EXERCISE AIM: Find the string "nicht" in the data, then copy every line where it is found.
================================
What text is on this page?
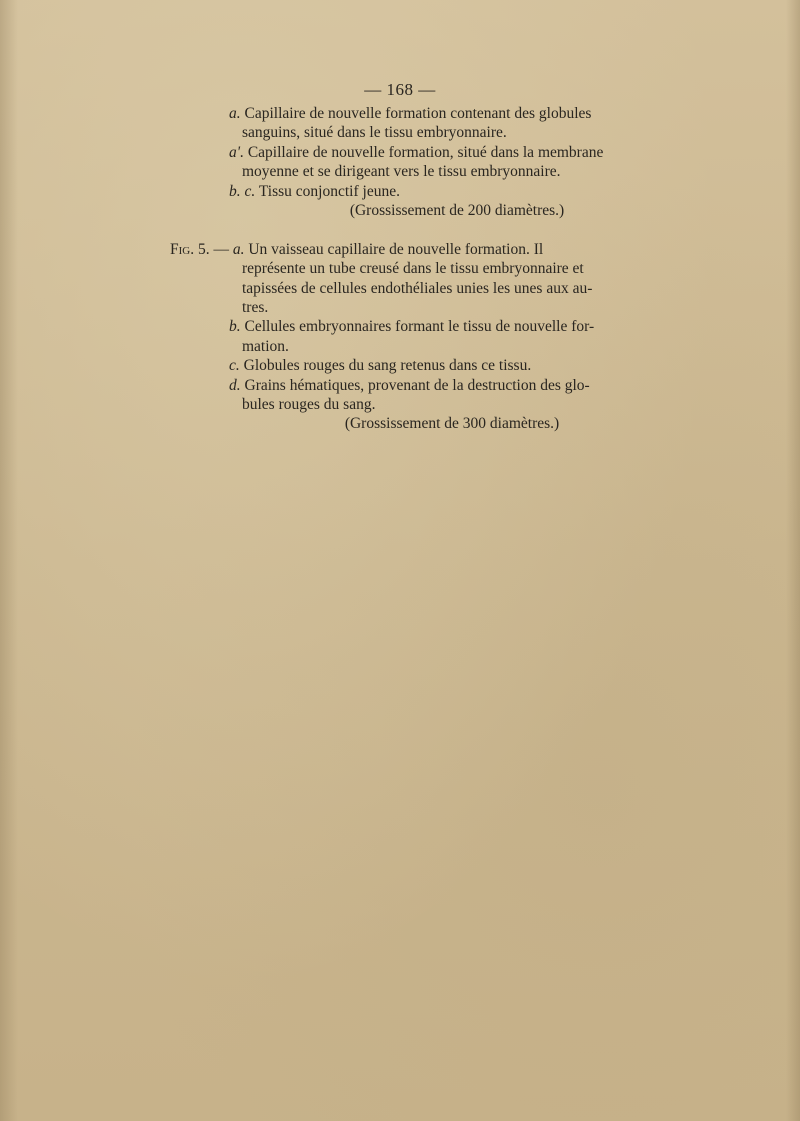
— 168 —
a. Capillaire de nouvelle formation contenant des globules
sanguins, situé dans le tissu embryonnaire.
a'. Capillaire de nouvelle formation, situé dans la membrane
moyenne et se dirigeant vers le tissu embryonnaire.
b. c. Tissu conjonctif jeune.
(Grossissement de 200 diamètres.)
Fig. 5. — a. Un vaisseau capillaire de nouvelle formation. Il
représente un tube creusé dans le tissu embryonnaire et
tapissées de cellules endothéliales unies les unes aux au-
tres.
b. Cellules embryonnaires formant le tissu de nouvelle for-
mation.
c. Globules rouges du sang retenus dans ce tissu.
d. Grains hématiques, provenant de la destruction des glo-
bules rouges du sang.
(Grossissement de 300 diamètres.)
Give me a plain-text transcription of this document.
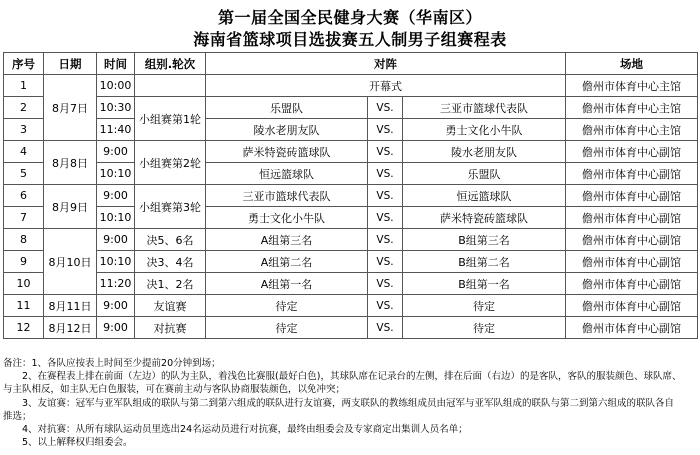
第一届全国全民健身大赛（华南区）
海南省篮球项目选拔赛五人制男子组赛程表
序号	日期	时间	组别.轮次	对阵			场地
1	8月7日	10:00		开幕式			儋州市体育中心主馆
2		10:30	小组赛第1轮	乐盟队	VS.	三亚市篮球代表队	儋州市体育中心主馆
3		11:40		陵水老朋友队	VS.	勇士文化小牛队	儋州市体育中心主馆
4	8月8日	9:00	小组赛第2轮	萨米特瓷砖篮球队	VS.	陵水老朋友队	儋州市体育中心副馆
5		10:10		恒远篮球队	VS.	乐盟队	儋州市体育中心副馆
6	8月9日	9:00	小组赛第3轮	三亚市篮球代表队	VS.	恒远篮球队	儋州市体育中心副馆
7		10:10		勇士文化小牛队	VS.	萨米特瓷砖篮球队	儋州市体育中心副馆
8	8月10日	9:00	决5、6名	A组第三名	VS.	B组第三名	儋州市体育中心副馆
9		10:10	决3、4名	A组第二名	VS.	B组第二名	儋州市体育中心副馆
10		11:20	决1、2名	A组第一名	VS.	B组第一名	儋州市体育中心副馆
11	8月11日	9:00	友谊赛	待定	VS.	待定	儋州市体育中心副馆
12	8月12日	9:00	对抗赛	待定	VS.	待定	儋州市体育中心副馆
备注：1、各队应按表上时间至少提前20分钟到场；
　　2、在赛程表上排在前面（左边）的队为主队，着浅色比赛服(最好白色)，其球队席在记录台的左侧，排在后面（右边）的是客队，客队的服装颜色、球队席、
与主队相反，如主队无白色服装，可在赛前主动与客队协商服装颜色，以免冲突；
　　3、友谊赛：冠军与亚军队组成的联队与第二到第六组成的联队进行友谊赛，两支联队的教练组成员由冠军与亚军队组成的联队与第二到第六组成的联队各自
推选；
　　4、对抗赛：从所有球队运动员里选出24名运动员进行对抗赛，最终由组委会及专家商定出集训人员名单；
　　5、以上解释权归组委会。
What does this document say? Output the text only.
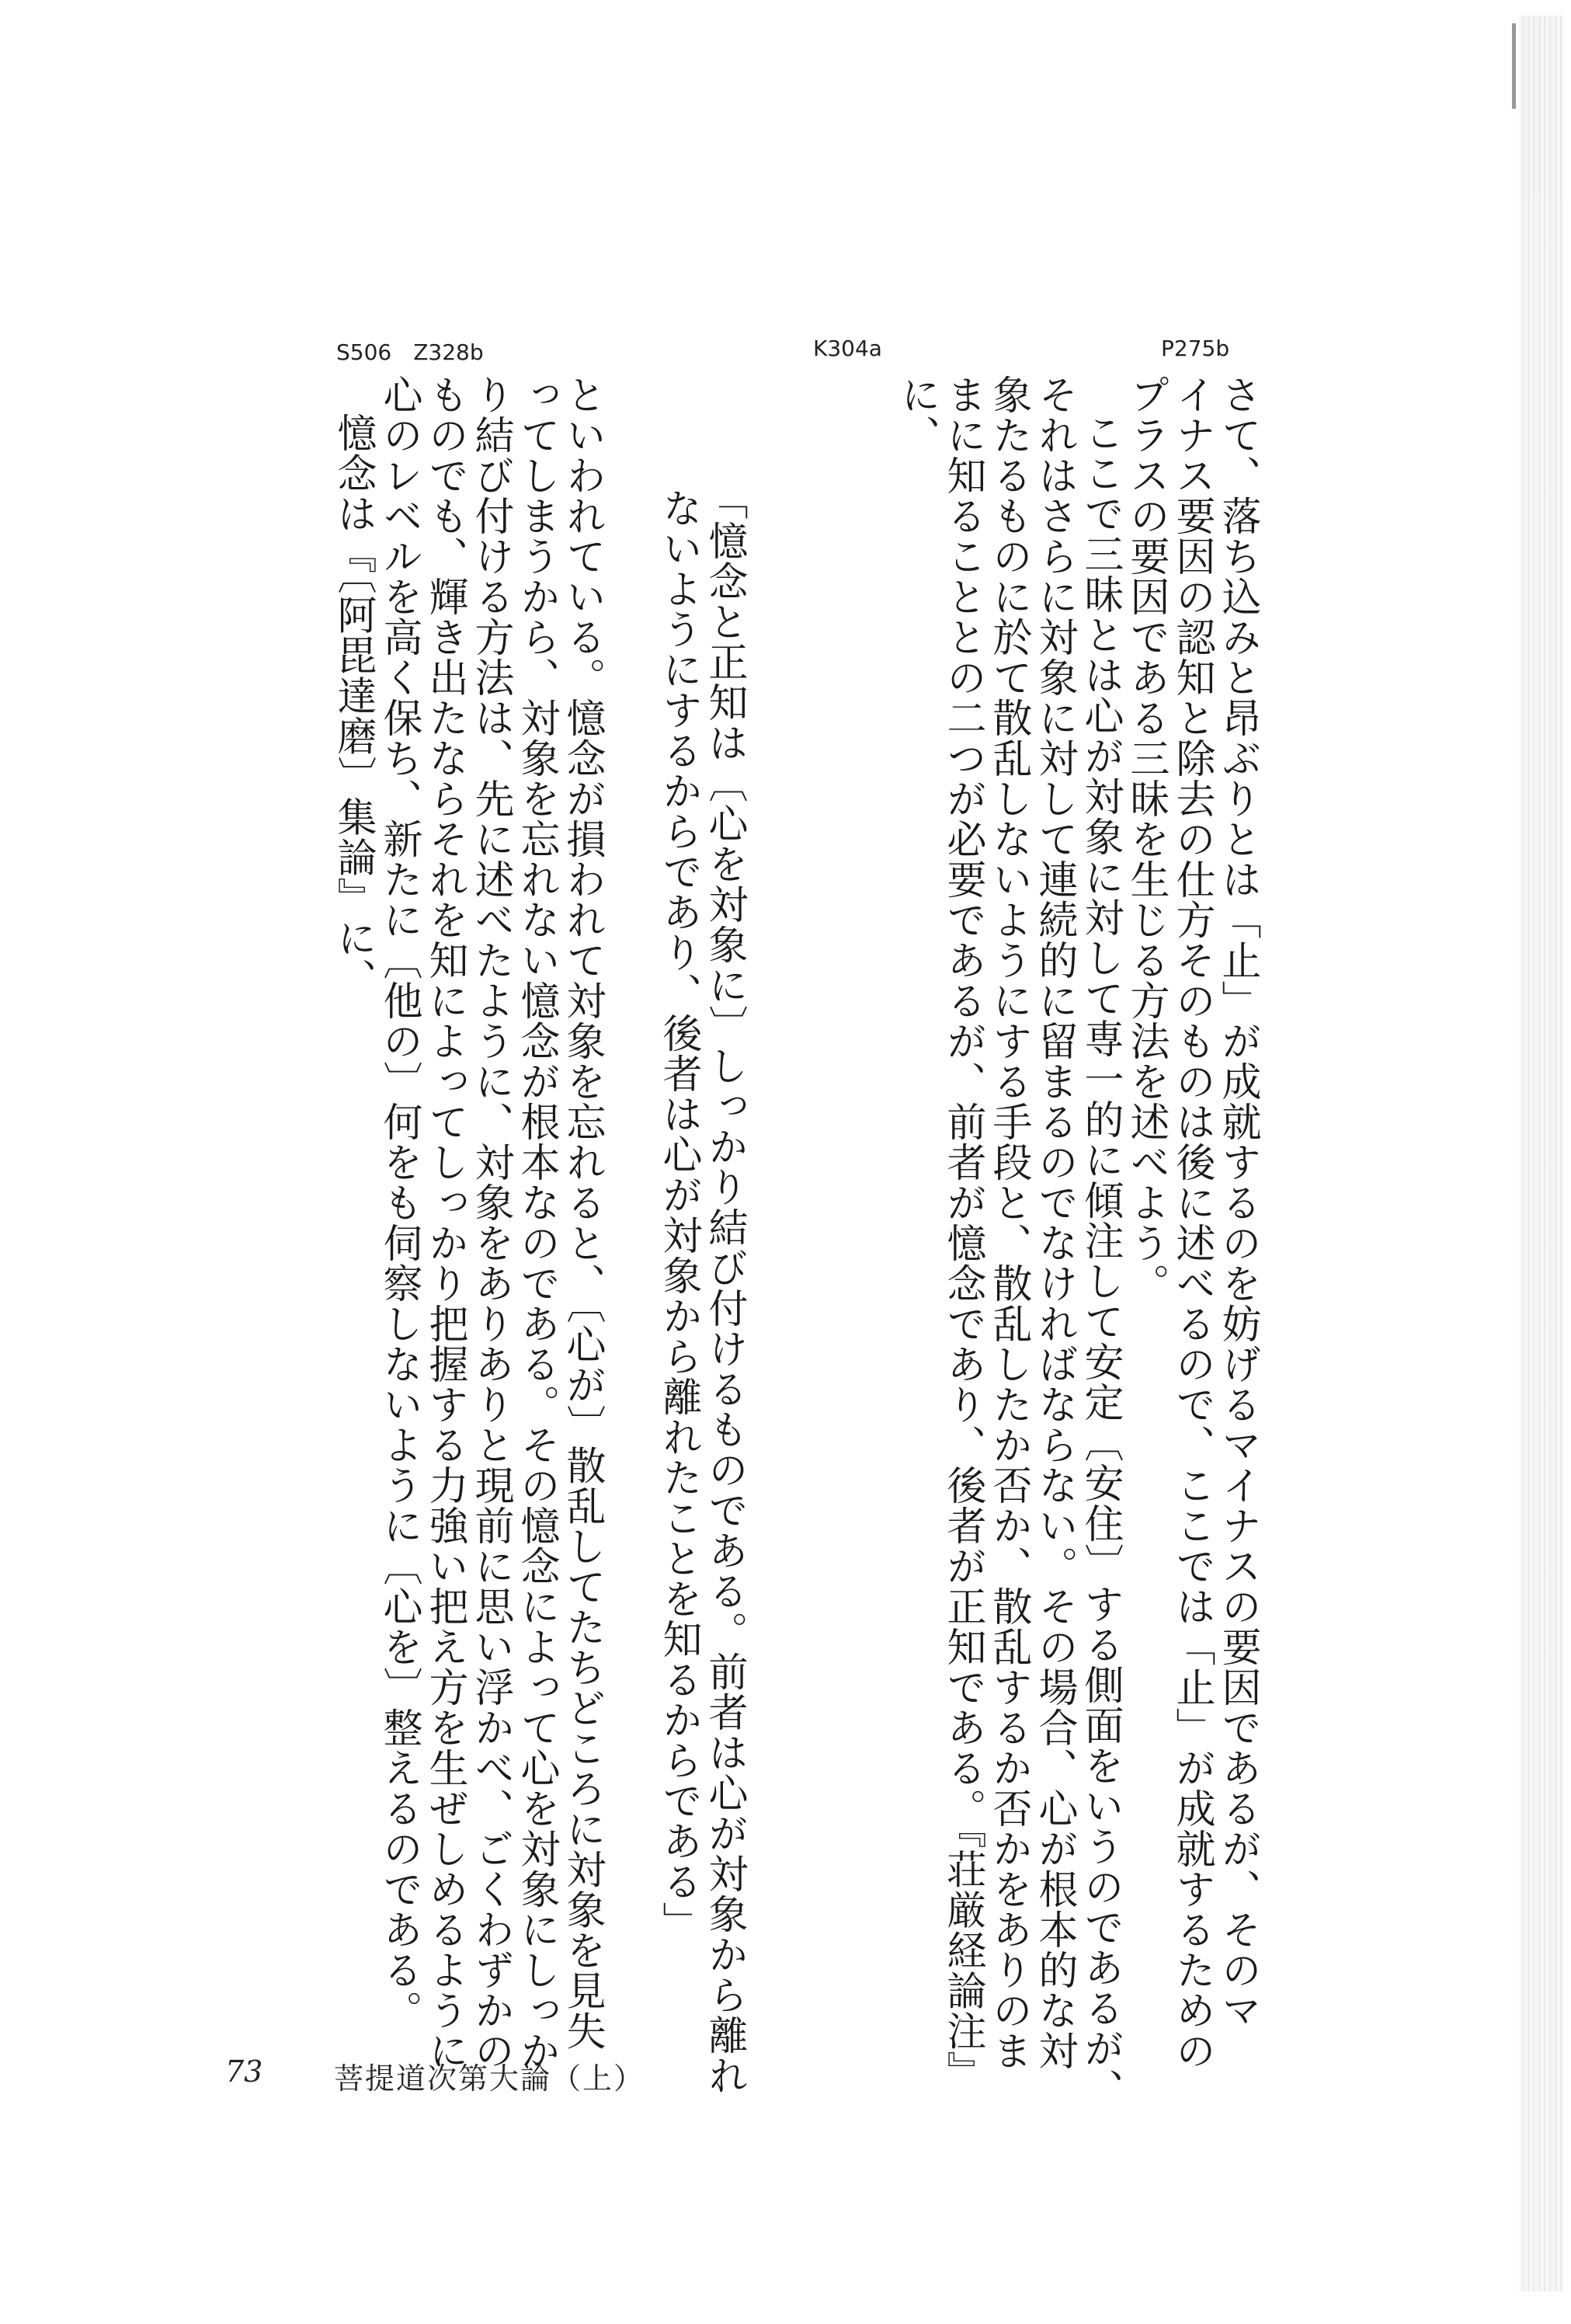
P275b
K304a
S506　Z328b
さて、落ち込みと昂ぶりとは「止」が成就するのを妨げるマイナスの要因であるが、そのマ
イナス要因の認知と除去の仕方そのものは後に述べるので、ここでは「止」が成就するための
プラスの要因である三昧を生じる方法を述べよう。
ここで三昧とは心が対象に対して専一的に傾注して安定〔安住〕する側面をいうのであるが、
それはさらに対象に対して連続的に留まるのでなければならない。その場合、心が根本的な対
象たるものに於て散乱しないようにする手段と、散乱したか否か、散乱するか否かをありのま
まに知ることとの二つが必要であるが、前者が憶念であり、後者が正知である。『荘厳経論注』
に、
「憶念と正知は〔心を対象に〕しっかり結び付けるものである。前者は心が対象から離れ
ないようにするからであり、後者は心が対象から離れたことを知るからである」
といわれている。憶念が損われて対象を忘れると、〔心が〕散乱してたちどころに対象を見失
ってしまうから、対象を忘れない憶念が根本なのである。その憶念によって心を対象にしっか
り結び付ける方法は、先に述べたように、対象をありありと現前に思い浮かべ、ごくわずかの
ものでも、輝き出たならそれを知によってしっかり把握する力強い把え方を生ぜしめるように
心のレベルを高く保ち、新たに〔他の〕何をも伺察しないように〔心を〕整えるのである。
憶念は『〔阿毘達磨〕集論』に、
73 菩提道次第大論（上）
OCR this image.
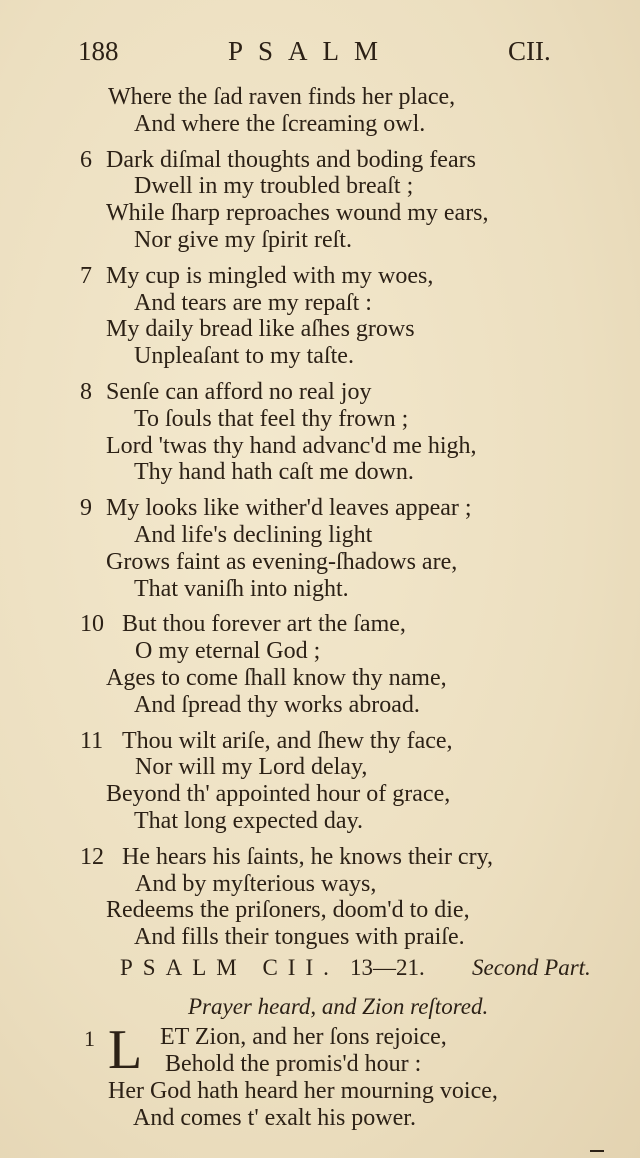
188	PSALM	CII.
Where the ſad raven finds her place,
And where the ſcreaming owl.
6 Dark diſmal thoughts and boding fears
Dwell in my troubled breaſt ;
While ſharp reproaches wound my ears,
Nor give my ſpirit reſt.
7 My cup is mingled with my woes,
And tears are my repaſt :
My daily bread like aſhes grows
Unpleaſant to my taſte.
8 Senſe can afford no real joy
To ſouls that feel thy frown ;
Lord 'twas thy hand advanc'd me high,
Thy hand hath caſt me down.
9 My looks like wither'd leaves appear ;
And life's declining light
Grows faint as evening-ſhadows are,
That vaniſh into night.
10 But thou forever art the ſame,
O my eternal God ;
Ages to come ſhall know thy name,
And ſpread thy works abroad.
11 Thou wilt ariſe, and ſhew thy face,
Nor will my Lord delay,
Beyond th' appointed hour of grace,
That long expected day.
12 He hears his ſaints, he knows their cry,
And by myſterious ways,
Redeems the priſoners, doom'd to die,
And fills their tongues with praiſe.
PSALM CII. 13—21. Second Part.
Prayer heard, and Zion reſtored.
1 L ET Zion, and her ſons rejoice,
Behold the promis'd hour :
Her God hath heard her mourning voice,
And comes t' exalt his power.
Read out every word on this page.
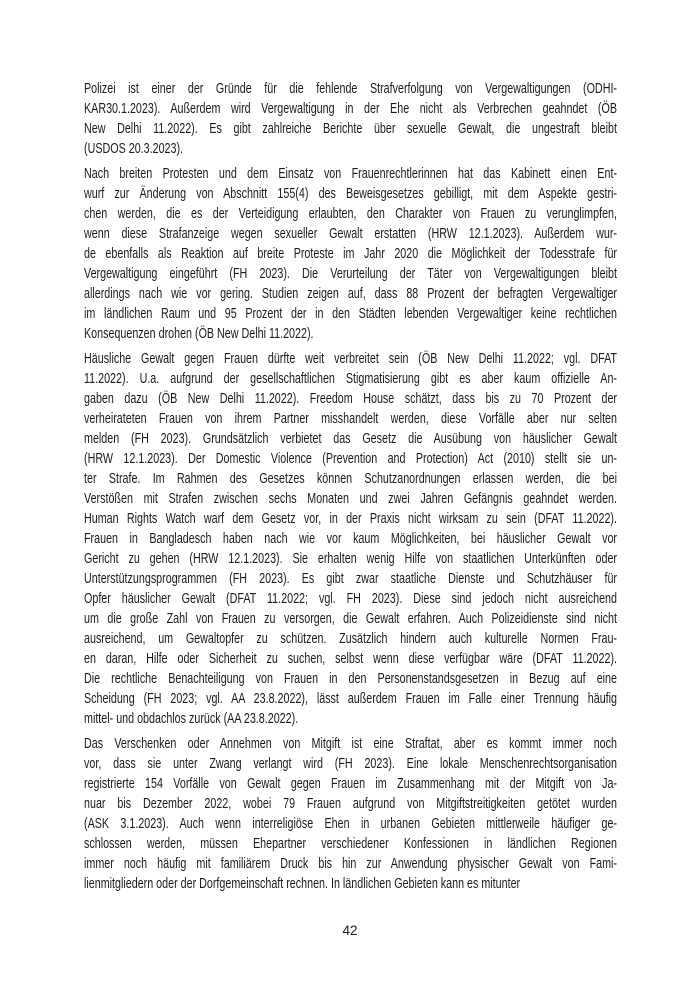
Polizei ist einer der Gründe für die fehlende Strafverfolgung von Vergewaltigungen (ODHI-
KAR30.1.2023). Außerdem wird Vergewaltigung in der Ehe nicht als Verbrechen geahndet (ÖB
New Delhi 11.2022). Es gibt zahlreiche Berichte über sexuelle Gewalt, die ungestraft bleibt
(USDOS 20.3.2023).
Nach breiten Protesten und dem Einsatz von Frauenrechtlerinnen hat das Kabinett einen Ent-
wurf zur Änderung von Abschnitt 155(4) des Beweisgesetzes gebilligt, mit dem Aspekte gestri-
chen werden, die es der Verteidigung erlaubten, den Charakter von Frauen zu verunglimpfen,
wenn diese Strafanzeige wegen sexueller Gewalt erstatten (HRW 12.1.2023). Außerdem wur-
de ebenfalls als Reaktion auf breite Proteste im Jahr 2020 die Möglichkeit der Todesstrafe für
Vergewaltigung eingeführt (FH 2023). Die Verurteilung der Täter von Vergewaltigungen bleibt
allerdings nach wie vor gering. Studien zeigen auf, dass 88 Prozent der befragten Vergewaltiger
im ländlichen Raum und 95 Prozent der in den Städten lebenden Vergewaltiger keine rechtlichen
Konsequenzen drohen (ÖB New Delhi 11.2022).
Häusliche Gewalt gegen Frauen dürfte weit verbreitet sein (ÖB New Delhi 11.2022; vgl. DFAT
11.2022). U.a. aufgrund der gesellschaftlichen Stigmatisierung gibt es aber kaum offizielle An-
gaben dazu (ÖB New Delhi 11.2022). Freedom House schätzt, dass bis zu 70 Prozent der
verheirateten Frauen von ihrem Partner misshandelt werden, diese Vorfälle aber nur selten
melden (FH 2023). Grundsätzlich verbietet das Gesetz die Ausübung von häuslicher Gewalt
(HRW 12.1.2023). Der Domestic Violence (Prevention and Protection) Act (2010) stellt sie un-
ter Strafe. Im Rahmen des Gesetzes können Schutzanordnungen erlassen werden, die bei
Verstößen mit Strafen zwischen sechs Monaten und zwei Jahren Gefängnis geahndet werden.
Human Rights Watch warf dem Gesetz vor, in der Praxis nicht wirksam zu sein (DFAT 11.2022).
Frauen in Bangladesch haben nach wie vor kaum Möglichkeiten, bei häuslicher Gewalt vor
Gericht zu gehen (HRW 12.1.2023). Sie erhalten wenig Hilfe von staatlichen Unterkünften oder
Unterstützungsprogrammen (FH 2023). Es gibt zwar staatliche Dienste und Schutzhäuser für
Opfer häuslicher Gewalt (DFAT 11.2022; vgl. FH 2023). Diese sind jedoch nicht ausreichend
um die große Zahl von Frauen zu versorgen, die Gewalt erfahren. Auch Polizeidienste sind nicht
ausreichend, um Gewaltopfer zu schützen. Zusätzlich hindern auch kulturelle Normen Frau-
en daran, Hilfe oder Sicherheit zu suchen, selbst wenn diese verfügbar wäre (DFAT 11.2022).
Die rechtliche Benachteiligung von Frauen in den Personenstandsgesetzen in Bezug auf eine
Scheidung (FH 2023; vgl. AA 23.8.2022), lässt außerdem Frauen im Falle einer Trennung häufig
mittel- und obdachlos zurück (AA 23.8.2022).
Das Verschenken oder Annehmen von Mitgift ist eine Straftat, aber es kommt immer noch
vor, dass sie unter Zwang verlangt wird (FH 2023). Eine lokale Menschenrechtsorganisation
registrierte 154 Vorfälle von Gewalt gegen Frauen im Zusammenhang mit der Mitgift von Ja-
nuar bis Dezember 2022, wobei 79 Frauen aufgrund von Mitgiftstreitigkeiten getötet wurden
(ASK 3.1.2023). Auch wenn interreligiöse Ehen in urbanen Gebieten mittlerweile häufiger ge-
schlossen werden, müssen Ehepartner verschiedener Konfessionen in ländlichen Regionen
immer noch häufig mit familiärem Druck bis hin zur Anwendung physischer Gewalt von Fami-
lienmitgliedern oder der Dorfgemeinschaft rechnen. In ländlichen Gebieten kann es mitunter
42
================================
REPLY:
KAR30.1.2023). Außerdem wird Vergewaltigung in der Ehe nicht als Verbrechen geahndet (ÖB
Human Rights Watch warf dem Gesetz vor, in der Praxis nicht wirksam zu sein (DFAT 11.2022).
Opfer häuslicher Gewalt (DFAT 11.2022; vgl. FH 2023). Diese sind jedoch nicht ausreichend
um die große Zahl von Frauen zu versorgen, die Gewalt erfahren. Auch Polizeidienste sind nicht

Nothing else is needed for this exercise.